» Exercise goal: Check every line below for the word "Remboursements" and copy the ones that have it.

» Data shown:
** start **

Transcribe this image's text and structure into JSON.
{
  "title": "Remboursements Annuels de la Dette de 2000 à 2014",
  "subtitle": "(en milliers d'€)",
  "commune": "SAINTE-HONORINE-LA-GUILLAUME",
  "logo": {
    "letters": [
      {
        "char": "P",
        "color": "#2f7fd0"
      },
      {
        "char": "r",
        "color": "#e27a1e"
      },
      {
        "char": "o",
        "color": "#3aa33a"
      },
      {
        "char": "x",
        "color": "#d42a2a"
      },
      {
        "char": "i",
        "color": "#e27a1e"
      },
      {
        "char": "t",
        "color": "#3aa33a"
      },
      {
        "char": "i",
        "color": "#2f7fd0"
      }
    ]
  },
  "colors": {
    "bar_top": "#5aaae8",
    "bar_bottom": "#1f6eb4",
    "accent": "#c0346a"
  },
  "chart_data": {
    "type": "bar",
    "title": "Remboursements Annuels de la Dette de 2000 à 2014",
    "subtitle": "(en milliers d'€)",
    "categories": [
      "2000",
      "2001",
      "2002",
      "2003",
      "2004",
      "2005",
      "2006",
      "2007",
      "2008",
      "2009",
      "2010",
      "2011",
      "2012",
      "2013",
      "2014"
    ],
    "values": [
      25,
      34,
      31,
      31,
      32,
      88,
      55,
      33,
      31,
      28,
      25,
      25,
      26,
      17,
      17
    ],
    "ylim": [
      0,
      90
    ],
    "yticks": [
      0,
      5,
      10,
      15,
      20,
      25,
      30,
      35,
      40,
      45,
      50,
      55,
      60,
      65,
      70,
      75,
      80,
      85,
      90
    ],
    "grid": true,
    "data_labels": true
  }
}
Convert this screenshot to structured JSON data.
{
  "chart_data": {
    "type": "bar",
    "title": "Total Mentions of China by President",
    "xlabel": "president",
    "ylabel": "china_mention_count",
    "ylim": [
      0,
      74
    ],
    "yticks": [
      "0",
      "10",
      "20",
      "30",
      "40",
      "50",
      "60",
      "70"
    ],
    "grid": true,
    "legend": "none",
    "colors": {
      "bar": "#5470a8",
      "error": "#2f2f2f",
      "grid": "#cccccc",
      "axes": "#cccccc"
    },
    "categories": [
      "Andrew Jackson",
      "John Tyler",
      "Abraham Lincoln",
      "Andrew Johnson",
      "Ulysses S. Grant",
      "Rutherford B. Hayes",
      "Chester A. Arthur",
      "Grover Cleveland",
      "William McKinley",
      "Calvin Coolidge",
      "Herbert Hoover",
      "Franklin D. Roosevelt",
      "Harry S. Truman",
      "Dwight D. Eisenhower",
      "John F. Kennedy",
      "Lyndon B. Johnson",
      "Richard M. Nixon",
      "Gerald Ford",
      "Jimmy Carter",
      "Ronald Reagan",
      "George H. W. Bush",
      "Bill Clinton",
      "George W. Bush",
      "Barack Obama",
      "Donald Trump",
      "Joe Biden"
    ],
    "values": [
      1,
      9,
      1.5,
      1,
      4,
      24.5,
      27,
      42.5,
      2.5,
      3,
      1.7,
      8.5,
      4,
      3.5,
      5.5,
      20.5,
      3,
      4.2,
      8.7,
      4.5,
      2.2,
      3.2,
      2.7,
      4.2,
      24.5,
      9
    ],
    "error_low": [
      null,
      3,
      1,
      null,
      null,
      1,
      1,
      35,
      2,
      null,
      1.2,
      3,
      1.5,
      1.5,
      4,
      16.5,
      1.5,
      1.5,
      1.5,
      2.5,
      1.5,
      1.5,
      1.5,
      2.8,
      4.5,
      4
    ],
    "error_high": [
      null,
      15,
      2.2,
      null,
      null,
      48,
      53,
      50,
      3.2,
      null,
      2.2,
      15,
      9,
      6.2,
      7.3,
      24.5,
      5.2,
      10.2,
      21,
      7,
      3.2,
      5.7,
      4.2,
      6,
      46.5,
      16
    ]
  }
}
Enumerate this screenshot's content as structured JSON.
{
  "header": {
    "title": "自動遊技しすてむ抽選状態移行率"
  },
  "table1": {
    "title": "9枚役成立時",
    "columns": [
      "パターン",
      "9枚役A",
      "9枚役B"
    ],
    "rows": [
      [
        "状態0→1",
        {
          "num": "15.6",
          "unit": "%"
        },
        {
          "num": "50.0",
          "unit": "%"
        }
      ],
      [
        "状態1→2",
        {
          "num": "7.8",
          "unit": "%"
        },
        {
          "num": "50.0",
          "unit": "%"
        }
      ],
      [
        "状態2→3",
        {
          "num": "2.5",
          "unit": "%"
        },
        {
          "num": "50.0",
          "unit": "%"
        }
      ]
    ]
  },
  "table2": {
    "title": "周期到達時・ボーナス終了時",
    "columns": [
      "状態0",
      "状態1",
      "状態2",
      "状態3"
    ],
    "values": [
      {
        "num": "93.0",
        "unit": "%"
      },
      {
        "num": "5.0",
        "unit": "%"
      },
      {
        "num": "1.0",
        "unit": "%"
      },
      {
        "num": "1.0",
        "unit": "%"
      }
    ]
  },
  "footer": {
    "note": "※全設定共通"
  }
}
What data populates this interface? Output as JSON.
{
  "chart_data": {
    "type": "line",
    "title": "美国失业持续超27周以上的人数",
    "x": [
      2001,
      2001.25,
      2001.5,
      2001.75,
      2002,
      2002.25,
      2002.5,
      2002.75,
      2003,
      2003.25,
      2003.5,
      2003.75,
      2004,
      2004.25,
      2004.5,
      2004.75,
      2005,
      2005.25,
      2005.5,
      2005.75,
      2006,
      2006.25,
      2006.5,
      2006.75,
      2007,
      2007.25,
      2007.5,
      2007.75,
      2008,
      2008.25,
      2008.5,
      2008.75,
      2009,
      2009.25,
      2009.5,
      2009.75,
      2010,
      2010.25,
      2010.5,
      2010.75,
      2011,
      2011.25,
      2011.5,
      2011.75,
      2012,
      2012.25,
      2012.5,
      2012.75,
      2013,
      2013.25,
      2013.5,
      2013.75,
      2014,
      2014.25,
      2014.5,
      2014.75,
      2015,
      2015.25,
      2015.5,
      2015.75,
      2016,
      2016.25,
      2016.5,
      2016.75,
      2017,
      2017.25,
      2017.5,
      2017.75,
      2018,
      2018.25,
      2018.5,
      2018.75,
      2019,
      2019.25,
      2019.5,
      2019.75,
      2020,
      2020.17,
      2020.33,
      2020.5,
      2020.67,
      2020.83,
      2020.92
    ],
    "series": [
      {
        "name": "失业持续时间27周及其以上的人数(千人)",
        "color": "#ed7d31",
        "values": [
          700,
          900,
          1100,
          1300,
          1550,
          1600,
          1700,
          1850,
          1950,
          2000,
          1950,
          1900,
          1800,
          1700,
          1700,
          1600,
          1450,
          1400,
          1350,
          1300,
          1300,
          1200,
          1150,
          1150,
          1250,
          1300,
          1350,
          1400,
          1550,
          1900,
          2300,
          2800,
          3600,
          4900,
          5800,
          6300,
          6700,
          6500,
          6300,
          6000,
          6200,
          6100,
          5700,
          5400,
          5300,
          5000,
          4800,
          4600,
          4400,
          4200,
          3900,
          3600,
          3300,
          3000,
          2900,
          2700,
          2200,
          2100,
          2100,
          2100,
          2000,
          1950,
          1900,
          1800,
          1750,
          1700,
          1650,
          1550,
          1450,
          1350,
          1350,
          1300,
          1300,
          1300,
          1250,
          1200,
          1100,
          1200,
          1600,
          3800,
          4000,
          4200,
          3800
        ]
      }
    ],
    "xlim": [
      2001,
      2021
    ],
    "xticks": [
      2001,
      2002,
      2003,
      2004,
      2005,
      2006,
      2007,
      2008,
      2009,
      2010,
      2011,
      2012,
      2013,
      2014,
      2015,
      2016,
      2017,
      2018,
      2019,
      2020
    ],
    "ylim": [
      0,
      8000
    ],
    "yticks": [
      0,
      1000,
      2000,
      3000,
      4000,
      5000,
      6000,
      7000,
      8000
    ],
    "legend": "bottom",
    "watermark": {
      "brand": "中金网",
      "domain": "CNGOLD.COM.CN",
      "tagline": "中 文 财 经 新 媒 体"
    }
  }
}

** end **

» Answer for the task:
  "title": "Remboursements Annuels de la Dette de 2000 à 2014",
    "title": "Remboursements Annuels de la Dette de 2000 à 2014",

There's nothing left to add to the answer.